| EXERCISE |
Determine which lines of the records include the word "color", and copy them.

| RECORDED INFORMATION |
--

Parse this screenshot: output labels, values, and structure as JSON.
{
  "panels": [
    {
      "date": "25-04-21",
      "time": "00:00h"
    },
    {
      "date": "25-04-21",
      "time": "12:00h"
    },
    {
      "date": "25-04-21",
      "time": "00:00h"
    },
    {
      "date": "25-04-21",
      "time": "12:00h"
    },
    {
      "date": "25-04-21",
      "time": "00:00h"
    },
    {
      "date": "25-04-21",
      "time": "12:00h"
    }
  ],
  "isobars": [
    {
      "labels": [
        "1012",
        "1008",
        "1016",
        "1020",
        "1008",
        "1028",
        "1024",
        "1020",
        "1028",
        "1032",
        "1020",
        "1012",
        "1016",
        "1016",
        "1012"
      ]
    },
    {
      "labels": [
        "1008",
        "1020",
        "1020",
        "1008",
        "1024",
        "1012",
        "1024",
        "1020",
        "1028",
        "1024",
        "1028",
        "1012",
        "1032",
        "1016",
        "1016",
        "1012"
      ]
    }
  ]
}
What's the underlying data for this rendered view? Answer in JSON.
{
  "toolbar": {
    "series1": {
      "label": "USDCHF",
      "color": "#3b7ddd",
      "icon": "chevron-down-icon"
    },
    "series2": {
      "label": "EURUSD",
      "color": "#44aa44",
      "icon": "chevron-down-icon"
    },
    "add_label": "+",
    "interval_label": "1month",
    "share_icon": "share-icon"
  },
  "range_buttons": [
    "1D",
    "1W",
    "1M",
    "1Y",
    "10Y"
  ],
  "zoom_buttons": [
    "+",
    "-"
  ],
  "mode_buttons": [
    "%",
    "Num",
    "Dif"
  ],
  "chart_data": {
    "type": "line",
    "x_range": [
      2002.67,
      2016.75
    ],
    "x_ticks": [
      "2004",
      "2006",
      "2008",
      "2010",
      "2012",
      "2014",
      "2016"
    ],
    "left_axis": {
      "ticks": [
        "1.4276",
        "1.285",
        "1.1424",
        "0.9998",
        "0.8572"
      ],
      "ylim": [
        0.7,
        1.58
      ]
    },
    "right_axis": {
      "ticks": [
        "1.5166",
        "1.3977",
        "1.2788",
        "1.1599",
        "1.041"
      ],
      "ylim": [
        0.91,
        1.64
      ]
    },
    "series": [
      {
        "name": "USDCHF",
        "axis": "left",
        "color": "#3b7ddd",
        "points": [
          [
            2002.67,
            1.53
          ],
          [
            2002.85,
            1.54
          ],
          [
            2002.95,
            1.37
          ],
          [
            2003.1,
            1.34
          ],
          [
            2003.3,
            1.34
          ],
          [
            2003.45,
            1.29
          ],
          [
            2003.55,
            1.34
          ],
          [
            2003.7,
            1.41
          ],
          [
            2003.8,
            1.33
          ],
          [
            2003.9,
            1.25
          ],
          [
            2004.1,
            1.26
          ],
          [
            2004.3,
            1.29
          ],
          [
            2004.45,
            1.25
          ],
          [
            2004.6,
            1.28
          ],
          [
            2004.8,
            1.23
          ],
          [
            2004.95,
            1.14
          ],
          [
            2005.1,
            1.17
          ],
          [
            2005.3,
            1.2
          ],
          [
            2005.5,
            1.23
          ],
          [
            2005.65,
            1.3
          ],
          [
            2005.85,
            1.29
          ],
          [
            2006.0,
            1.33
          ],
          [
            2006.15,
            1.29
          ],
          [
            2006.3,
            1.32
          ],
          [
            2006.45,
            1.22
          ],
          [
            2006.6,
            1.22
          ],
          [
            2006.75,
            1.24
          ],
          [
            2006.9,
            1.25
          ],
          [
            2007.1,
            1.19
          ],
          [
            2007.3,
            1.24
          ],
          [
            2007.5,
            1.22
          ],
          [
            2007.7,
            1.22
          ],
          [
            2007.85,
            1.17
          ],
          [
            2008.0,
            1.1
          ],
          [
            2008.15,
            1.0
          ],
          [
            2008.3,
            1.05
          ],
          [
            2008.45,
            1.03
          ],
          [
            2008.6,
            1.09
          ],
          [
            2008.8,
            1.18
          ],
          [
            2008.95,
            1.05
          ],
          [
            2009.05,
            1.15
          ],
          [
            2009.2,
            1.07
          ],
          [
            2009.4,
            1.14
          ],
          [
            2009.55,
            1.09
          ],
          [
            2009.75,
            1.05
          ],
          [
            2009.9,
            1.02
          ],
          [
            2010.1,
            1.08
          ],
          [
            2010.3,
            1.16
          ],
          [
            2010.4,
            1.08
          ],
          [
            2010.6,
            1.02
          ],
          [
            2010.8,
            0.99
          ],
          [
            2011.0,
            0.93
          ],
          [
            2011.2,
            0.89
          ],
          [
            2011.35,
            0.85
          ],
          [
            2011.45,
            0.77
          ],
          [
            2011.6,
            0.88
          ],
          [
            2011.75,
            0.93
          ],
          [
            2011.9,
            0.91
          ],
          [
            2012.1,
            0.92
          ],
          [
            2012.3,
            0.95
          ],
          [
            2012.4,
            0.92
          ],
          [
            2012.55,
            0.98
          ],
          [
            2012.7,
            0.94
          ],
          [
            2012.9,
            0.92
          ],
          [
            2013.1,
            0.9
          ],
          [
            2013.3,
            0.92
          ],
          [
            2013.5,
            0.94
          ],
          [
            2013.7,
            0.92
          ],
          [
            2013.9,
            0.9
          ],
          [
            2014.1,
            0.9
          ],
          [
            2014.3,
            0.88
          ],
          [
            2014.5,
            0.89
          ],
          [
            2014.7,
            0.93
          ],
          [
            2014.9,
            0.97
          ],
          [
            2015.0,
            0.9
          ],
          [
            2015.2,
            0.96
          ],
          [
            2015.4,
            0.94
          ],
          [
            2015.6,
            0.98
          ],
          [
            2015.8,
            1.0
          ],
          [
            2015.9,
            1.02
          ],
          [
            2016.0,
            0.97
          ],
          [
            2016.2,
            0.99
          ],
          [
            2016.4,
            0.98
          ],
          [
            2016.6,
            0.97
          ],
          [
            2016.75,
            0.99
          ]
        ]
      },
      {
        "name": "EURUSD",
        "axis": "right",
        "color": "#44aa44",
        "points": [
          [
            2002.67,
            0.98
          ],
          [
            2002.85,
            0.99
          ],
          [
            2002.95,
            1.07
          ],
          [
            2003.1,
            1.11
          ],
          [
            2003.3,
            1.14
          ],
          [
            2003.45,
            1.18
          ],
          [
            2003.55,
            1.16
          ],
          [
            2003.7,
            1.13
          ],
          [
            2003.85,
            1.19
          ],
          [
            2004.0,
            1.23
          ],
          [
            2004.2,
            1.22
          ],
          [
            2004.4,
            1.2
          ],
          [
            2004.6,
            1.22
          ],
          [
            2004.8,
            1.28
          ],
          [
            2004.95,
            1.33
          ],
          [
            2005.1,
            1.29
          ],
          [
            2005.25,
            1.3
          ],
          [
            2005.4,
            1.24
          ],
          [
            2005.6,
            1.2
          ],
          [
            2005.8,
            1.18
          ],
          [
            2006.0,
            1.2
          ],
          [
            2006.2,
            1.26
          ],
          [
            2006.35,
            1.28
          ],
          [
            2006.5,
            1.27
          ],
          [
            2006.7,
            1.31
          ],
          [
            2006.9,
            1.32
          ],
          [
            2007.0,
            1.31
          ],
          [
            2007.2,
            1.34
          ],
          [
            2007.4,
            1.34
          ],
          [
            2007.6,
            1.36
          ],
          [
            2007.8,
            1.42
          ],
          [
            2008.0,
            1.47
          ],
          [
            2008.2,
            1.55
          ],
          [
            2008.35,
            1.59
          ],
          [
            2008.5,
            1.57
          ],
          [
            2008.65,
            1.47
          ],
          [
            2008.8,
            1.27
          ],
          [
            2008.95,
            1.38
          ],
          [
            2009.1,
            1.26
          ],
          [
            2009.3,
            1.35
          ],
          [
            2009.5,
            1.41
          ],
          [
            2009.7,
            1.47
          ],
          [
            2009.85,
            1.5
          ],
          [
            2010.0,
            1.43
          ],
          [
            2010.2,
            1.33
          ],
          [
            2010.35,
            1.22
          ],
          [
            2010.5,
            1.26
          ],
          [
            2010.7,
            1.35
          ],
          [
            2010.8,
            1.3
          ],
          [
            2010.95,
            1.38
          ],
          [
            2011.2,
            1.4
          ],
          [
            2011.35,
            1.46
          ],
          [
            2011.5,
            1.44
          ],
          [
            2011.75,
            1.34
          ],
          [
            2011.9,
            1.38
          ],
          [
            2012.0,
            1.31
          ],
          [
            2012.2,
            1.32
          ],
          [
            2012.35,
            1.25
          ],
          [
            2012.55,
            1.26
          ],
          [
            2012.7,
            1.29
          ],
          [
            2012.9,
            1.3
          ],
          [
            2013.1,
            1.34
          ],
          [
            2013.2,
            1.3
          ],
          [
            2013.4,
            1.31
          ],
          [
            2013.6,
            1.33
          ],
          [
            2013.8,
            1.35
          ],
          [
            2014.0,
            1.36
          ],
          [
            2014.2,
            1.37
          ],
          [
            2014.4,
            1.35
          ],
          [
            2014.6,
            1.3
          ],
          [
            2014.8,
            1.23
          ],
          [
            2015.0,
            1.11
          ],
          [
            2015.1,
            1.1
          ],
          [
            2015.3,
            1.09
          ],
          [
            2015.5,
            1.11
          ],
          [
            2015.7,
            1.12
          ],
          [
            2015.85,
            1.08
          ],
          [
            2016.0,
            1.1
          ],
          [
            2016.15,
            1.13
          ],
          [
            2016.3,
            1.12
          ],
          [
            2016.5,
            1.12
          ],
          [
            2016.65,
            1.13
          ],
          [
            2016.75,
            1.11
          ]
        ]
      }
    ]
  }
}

--

| THE RESPONSE |
      "color": "#3b7ddd",
      "color": "#44aa44",
        "color": "#3b7ddd",
        "color": "#44aa44",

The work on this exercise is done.